▶ _TASK TO COMPLETE_: Each entry below should be written out exactly as it is, with no pictures.

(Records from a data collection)

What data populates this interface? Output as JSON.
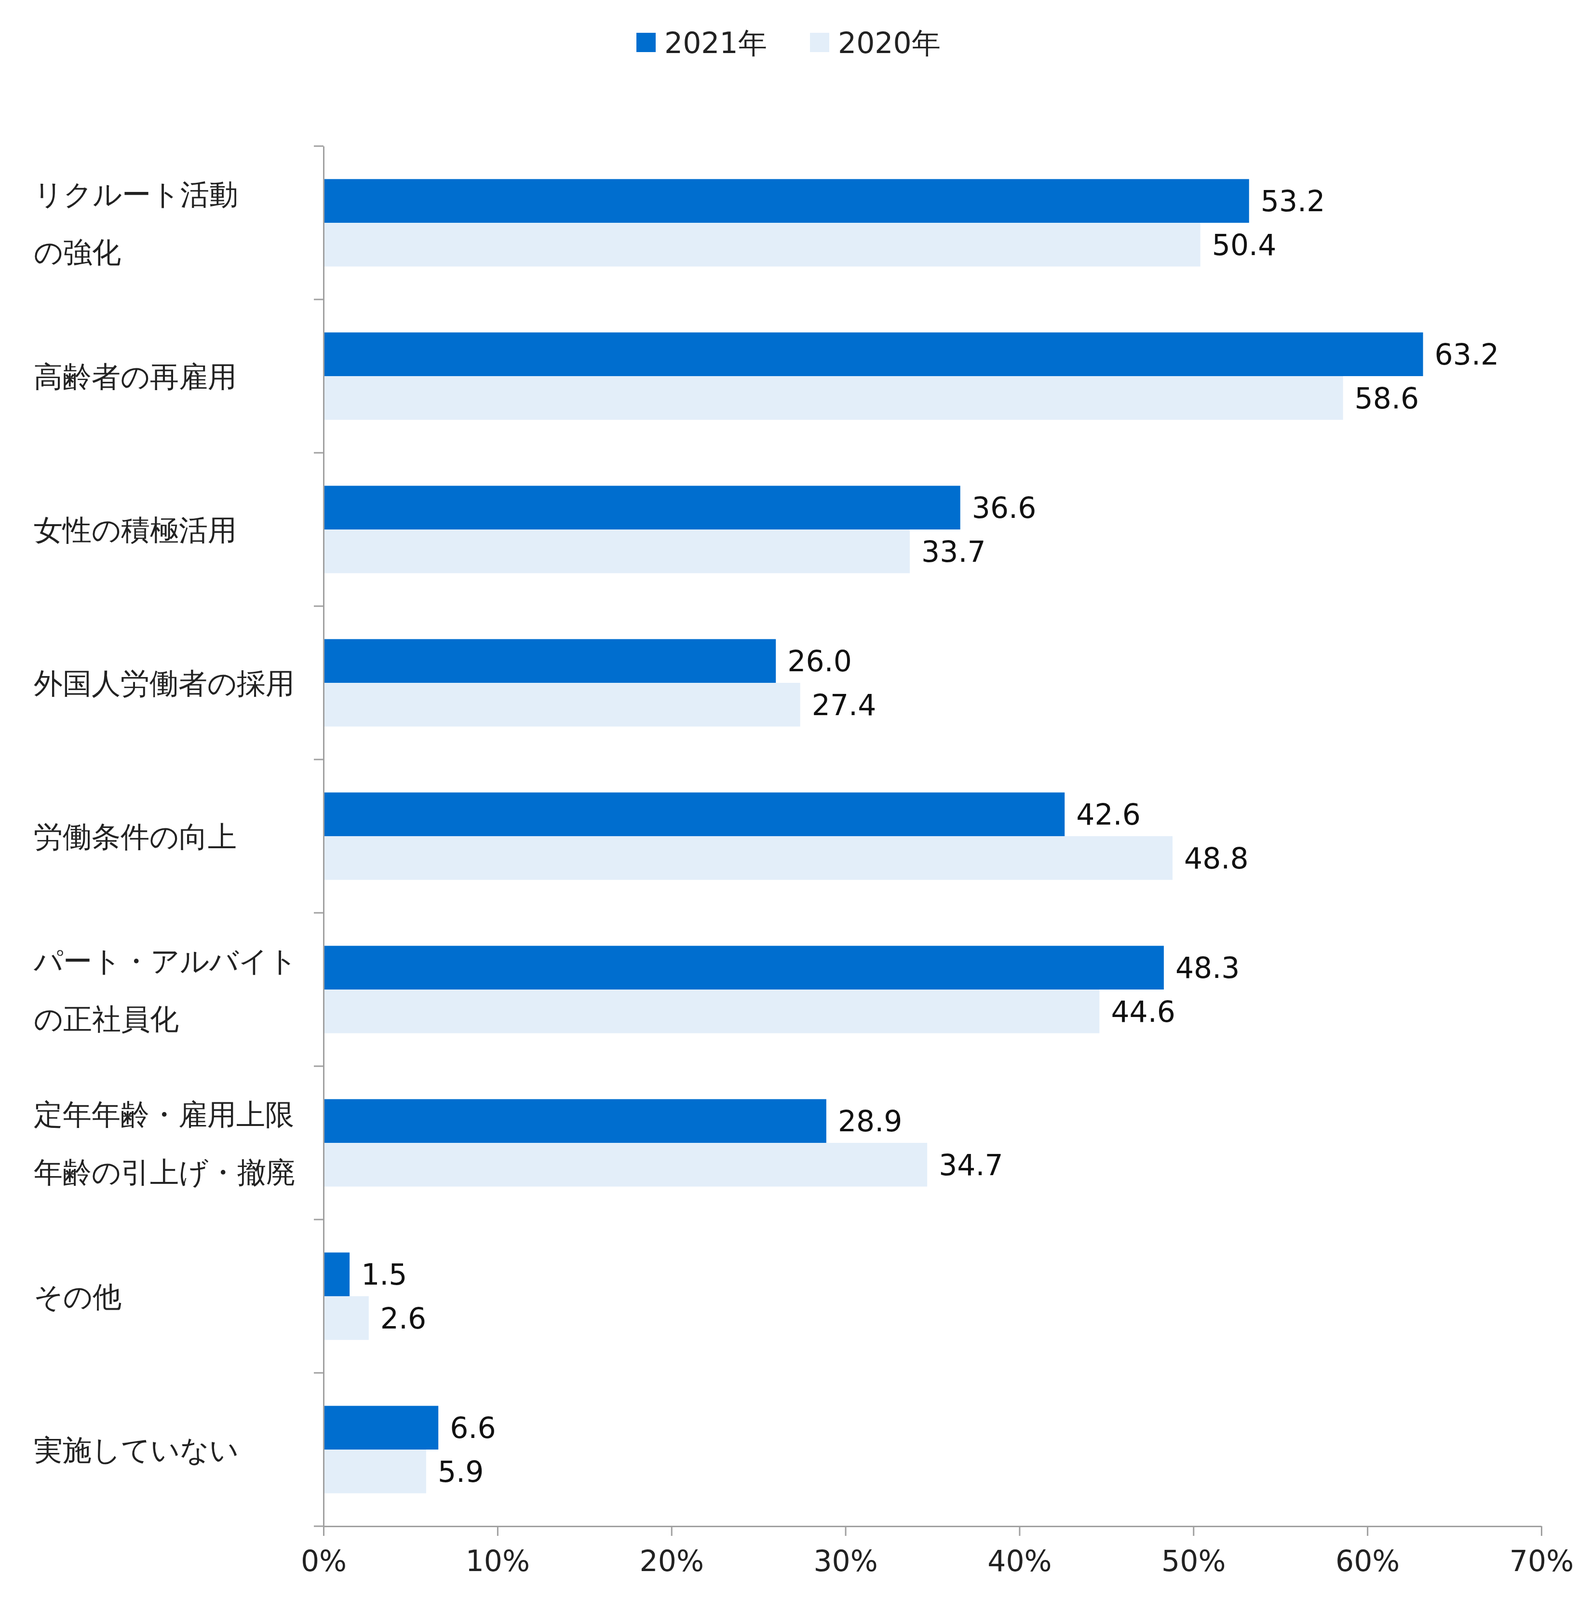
{
  "chart_data": {
    "type": "bar",
    "orientation": "horizontal",
    "data_labels": true,
    "grid": false,
    "legend": "top",
    "categories": [
      "リクルート活動\nの強化",
      "高齢者の再雇用",
      "女性の積極活用",
      "外国人労働者の採用",
      "労働条件の向上",
      "パート・アルバイト\nの正社員化",
      "定年年齢・雇用上限\n年齢の引上げ・撤廃",
      "その他",
      "実施していない"
    ],
    "series": [
      {
        "name": "2021年",
        "color": "#006ecf",
        "values": [
          53.2,
          63.2,
          36.6,
          26.0,
          42.6,
          48.3,
          28.9,
          1.5,
          6.6
        ],
        "value_labels": [
          "53.2",
          "63.2",
          "36.6",
          "26.0",
          "42.6",
          "48.3",
          "28.9",
          "1.5",
          "6.6"
        ]
      },
      {
        "name": "2020年",
        "color": "#e3eef9",
        "values": [
          50.4,
          58.6,
          33.7,
          27.4,
          48.8,
          44.6,
          34.7,
          2.6,
          5.9
        ],
        "value_labels": [
          "50.4",
          "58.6",
          "33.7",
          "27.4",
          "48.8",
          "44.6",
          "34.7",
          "2.6",
          "5.9"
        ]
      }
    ],
    "xlim": [
      0,
      70
    ],
    "xticks": [
      {
        "value": 0,
        "label": "0%"
      },
      {
        "value": 10,
        "label": "10%"
      },
      {
        "value": 20,
        "label": "20%"
      },
      {
        "value": 30,
        "label": "30%"
      },
      {
        "value": 40,
        "label": "40%"
      },
      {
        "value": 50,
        "label": "50%"
      },
      {
        "value": 60,
        "label": "60%"
      },
      {
        "value": 70,
        "label": "70%"
      }
    ]
  }
}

▶ _PROBLEM SOLUTION_:
What data populates this interface? Output as JSON.
{
  "chart_data": {
    "type": "bar",
    "orientation": "horizontal",
    "data_labels": true,
    "grid": false,
    "legend": "top",
    "categories": [
      "リクルート活動\nの強化",
      "高齢者の再雇用",
      "女性の積極活用",
      "外国人労働者の採用",
      "労働条件の向上",
      "パート・アルバイト\nの正社員化",
      "定年年齢・雇用上限\n年齢の引上げ・撤廃",
      "その他",
      "実施していない"
    ],
    "series": [
      {
        "name": "2021年",
        "color": "#006ecf",
        "values": [
          53.2,
          63.2,
          36.6,
          26.0,
          42.6,
          48.3,
          28.9,
          1.5,
          6.6
        ],
        "value_labels": [
          "53.2",
          "63.2",
          "36.6",
          "26.0",
          "42.6",
          "48.3",
          "28.9",
          "1.5",
          "6.6"
        ]
      },
      {
        "name": "2020年",
        "color": "#e3eef9",
        "values": [
          50.4,
          58.6,
          33.7,
          27.4,
          48.8,
          44.6,
          34.7,
          2.6,
          5.9
        ],
        "value_labels": [
          "50.4",
          "58.6",
          "33.7",
          "27.4",
          "48.8",
          "44.6",
          "34.7",
          "2.6",
          "5.9"
        ]
      }
    ],
    "xlim": [
      0,
      70
    ],
    "xticks": [
      {
        "value": 0,
        "label": "0%"
      },
      {
        "value": 10,
        "label": "10%"
      },
      {
        "value": 20,
        "label": "20%"
      },
      {
        "value": 30,
        "label": "30%"
      },
      {
        "value": 40,
        "label": "40%"
      },
      {
        "value": 50,
        "label": "50%"
      },
      {
        "value": 60,
        "label": "60%"
      },
      {
        "value": 70,
        "label": "70%"
      }
    ]
  }
}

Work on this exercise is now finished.